— start —
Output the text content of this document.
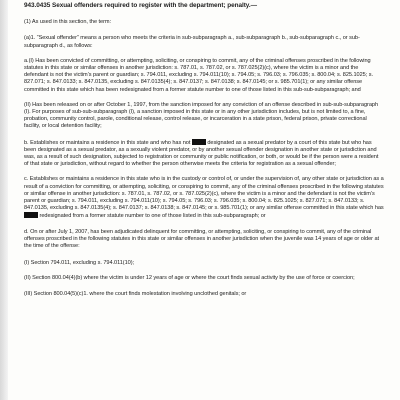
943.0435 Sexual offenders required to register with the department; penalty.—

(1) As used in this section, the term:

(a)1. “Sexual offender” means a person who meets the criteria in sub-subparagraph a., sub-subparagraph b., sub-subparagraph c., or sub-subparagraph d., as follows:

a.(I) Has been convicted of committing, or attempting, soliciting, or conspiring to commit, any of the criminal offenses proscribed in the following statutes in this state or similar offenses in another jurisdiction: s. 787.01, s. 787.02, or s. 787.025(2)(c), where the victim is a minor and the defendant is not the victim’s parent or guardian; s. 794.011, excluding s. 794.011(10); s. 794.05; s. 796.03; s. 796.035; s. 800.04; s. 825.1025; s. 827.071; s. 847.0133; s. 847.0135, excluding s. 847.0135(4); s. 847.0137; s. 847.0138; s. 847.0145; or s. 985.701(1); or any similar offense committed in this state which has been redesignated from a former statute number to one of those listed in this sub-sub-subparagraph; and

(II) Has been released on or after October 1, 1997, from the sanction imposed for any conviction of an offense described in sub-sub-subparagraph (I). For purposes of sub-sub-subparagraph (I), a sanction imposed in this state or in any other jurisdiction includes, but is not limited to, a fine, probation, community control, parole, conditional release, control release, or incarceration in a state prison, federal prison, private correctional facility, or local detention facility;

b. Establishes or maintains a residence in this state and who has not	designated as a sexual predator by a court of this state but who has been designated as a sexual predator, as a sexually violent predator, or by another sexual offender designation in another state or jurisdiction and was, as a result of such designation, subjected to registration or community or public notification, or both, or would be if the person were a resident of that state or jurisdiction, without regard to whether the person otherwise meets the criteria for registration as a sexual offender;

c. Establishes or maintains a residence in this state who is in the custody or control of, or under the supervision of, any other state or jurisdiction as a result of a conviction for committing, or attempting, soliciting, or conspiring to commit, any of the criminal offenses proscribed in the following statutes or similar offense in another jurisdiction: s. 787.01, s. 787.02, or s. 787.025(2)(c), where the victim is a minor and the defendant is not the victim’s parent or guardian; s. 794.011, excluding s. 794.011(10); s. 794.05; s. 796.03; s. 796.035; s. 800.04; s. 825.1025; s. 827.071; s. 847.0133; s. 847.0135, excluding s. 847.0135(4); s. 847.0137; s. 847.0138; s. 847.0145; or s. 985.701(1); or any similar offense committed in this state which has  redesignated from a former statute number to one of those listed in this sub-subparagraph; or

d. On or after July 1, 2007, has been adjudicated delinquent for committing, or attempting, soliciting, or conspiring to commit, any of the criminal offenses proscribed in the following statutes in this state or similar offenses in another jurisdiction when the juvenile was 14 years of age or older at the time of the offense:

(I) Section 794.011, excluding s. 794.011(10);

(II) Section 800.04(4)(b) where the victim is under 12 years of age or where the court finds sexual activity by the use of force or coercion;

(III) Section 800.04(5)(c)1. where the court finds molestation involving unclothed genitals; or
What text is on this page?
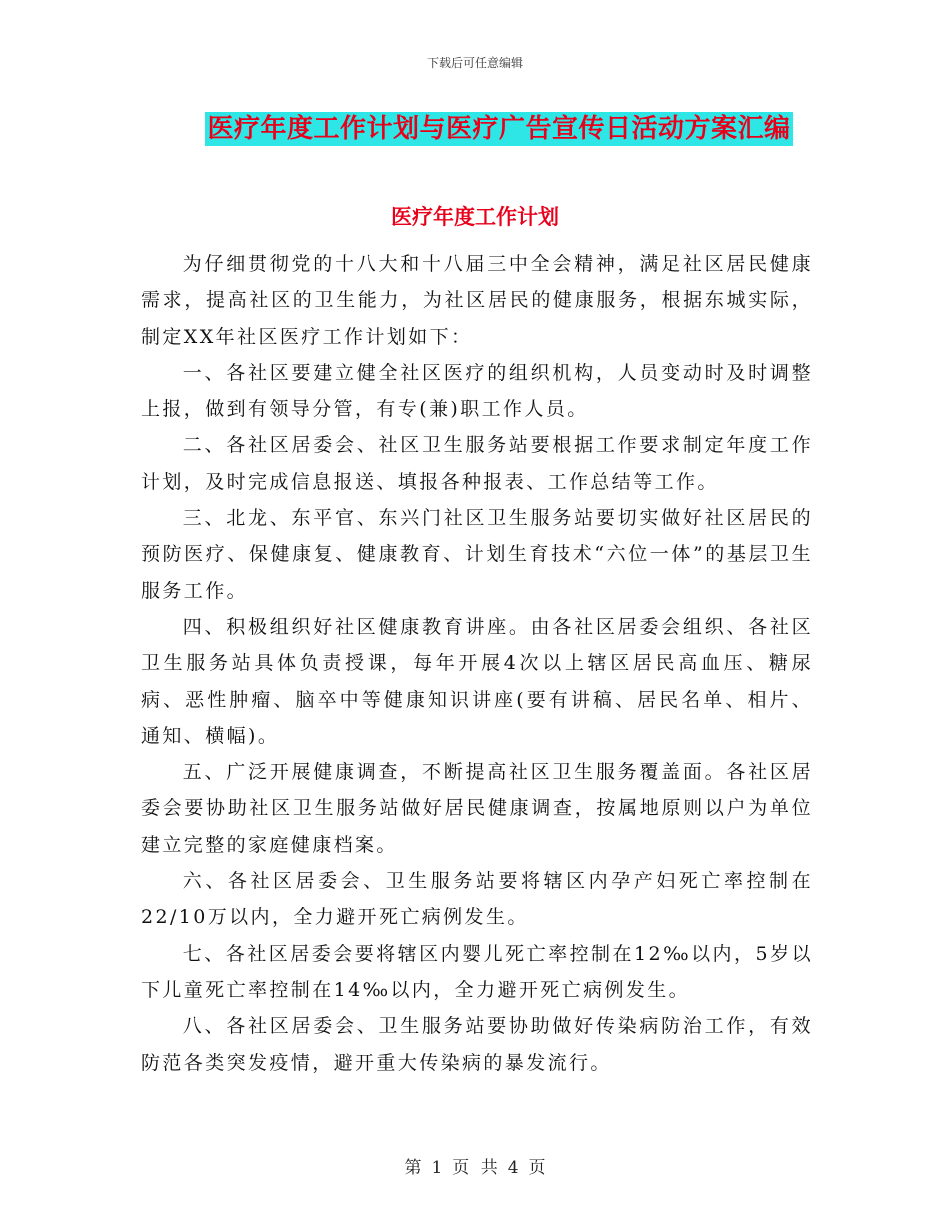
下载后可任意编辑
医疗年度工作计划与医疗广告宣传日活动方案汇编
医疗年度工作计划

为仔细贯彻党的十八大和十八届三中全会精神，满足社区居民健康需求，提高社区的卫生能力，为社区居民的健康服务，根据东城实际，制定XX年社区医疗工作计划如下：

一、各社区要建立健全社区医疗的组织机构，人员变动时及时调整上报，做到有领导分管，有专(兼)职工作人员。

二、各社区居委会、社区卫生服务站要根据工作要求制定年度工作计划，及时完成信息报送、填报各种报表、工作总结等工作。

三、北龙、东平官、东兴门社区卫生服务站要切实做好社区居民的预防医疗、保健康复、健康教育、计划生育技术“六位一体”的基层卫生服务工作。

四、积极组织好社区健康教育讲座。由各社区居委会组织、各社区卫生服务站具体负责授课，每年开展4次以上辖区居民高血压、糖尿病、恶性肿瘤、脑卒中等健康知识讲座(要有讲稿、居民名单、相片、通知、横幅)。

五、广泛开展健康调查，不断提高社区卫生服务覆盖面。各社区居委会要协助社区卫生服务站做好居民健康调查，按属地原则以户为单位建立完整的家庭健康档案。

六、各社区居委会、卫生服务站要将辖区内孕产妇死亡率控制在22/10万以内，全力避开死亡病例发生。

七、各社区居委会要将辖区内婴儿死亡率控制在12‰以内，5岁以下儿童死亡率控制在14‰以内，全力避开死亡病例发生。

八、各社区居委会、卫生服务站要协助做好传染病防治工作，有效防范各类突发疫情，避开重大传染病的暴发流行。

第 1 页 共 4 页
— end —
- [Directions for this task]
Each line in the material either holds the string "control" or does not. State how many do, and nothing else.

- [Output of the task]
2